◆ **REQUIRED TASK**: Collect all lines from the listing that include the string "used".

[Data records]

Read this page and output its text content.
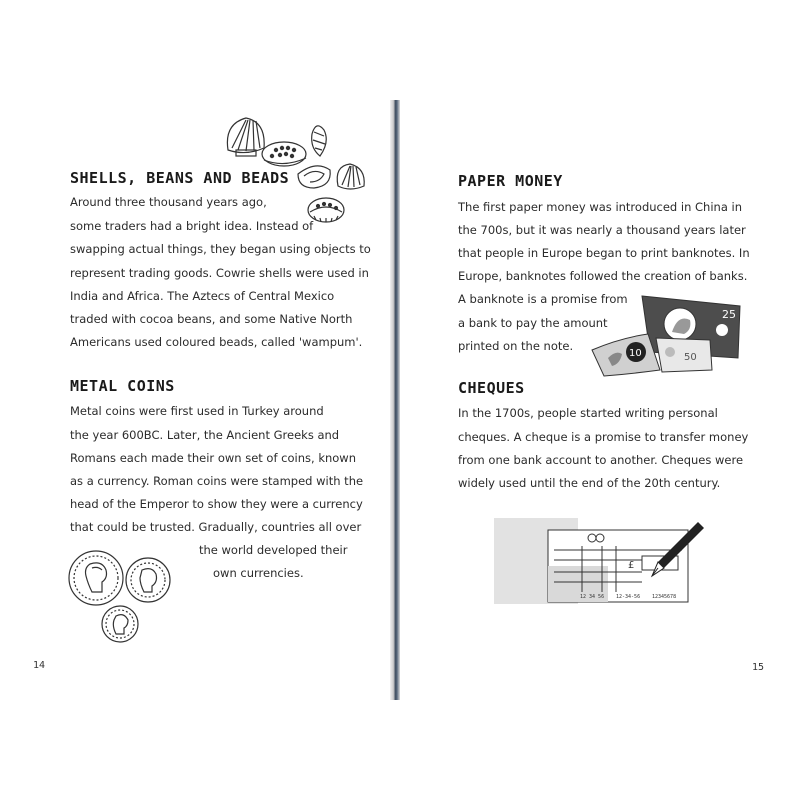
SHELLS, BEANS AND BEADS

Around three thousand years ago,

some traders had a bright idea. Instead of

swapping actual things, they began using objects to

represent trading goods. Cowrie shells were used in

India and Africa. The Aztecs of Central Mexico

traded with cocoa beans, and some Native North

Americans used coloured beads, called 'wampum'.

METAL COINS

Metal coins were first used in Turkey around

the year 600BC. Later, the Ancient Greeks and

Romans each made their own set of coins, known

as a currency. Roman coins were stamped with the

head of the Emperor to show they were a currency

that could be trusted. Gradually, countries all over

the world developed their

own currencies.

14

PAPER MONEY

The first paper money was introduced in China in

the 700s, but it was nearly a thousand years later

that people in Europe began to print banknotes. In

Europe, banknotes followed the creation of banks.

A banknote is a promise from

a bank to pay the amount

printed on the note.

25
10	50
CHEQUES

In the 1700s, people started writing personal

cheques. A cheque is a promise to transfer money

from one bank account to another. Cheques were

widely used until the end of the 20th century.

£
12 34 56 12-34-56 12345678

15
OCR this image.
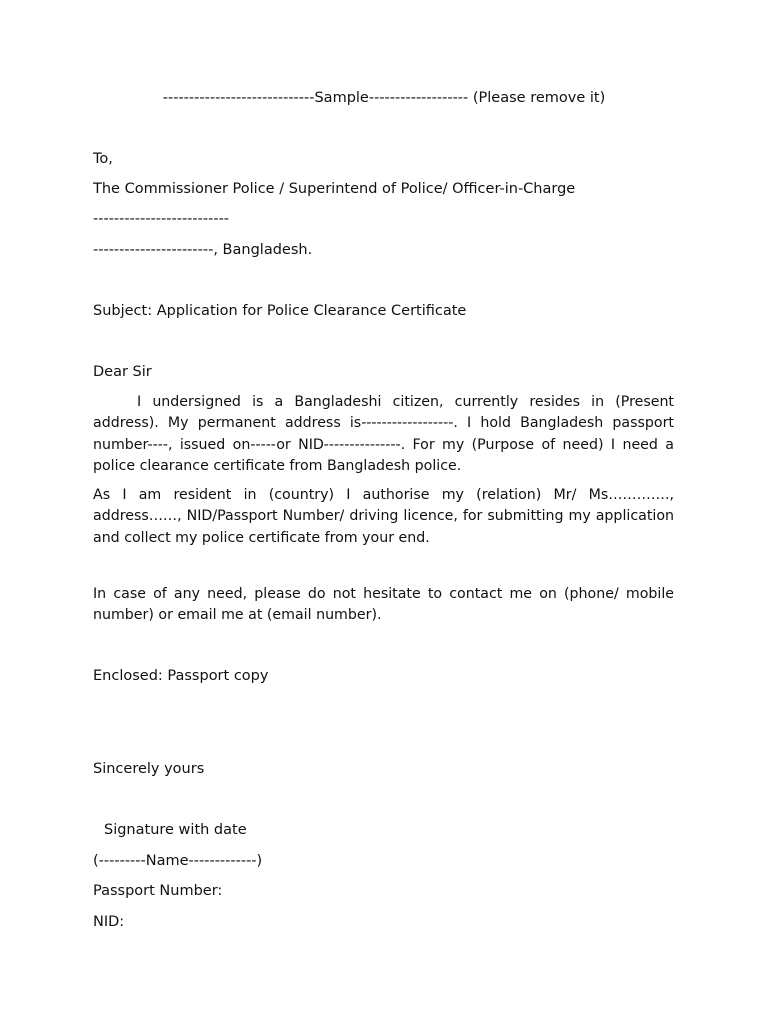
-----------------------------Sample------------------- (Please remove it)
To,
The Commissioner Police / Superintend of Police/ Officer-in-Charge
--------------------------
-----------------------, Bangladesh.
Subject: Application for Police Clearance Certificate
Dear Sir
I undersigned is a Bangladeshi citizen, currently resides in (Present address). My permanent address is------------------. I hold Bangladesh passport number----, issued on-----or NID---------------. For my (Purpose of need) I need a police clearance certificate from Bangladesh police.
As I am resident in (country) I authorise my (relation) Mr/ Ms…………., address……, NID/Passport Number/ driving licence, for submitting my application and collect my police certificate from your end.
In case of any need, please do not hesitate to contact me on (phone/ mobile number) or email me at (email number).
Enclosed: Passport copy
Sincerely yours
Signature with date
(---------Name-------------)
Passport Number:
NID:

◆ **TASK RESPONSE**:
represent trading goods. Cowrie shells were used in
Americans used coloured beads, called 'wampum'.
Metal coins were first used in Turkey around
widely used until the end of the 20th century.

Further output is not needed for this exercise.